SUPPLIED ENTRIES =
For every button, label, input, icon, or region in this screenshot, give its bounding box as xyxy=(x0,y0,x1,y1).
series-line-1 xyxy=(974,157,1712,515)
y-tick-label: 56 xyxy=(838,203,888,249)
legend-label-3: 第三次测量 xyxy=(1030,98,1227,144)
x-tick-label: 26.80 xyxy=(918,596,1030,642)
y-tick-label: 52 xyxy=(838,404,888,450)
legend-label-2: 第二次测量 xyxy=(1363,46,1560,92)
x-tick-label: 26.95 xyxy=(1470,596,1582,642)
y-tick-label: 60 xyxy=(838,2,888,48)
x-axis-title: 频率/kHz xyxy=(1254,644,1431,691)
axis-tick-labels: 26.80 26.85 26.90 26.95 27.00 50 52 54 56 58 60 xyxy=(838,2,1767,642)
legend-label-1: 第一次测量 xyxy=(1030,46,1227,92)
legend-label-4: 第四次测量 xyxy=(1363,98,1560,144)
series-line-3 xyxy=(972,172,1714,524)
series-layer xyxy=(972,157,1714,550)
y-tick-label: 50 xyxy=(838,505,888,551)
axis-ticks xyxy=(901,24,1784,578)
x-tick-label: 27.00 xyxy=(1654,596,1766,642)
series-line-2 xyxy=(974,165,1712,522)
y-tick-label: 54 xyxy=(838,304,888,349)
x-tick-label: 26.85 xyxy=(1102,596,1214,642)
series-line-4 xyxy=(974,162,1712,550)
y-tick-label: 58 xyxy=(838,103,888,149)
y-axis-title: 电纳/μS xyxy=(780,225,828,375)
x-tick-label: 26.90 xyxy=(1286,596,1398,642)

WHAT TO WORK ON =
Copy every line of the records above word for word, in the same order.

WRITTEN ANSWER =
For every button, label, input, icon, or region in this screenshot, give its bounding box as xyxy=(x0,y0,x1,y1).
series-line-1 xyxy=(974,157,1712,515)
y-tick-label: 56 xyxy=(838,203,888,249)
legend-label-3: 第三次测量 xyxy=(1030,98,1227,144)
x-tick-label: 26.80 xyxy=(918,596,1030,642)
y-tick-label: 52 xyxy=(838,404,888,450)
legend-label-2: 第二次测量 xyxy=(1363,46,1560,92)
x-tick-label: 26.95 xyxy=(1470,596,1582,642)
y-tick-label: 60 xyxy=(838,2,888,48)
x-axis-title: 频率/kHz xyxy=(1254,644,1431,691)
axis-tick-labels: 26.80 26.85 26.90 26.95 27.00 50 52 54 56 58 60 xyxy=(838,2,1767,642)
legend-label-1: 第一次测量 xyxy=(1030,46,1227,92)
legend-label-4: 第四次测量 xyxy=(1363,98,1560,144)
series-line-3 xyxy=(972,172,1714,524)
series-layer xyxy=(972,157,1714,550)
y-tick-label: 50 xyxy=(838,505,888,551)
axis-ticks xyxy=(901,24,1784,578)
x-tick-label: 27.00 xyxy=(1654,596,1766,642)
series-line-2 xyxy=(974,165,1712,522)
y-tick-label: 54 xyxy=(838,304,888,349)
x-tick-label: 26.85 xyxy=(1102,596,1214,642)
series-line-4 xyxy=(974,162,1712,550)
y-tick-label: 58 xyxy=(838,103,888,149)
y-axis-title: 电纳/μS xyxy=(780,225,828,375)
x-tick-label: 26.90 xyxy=(1286,596,1398,642)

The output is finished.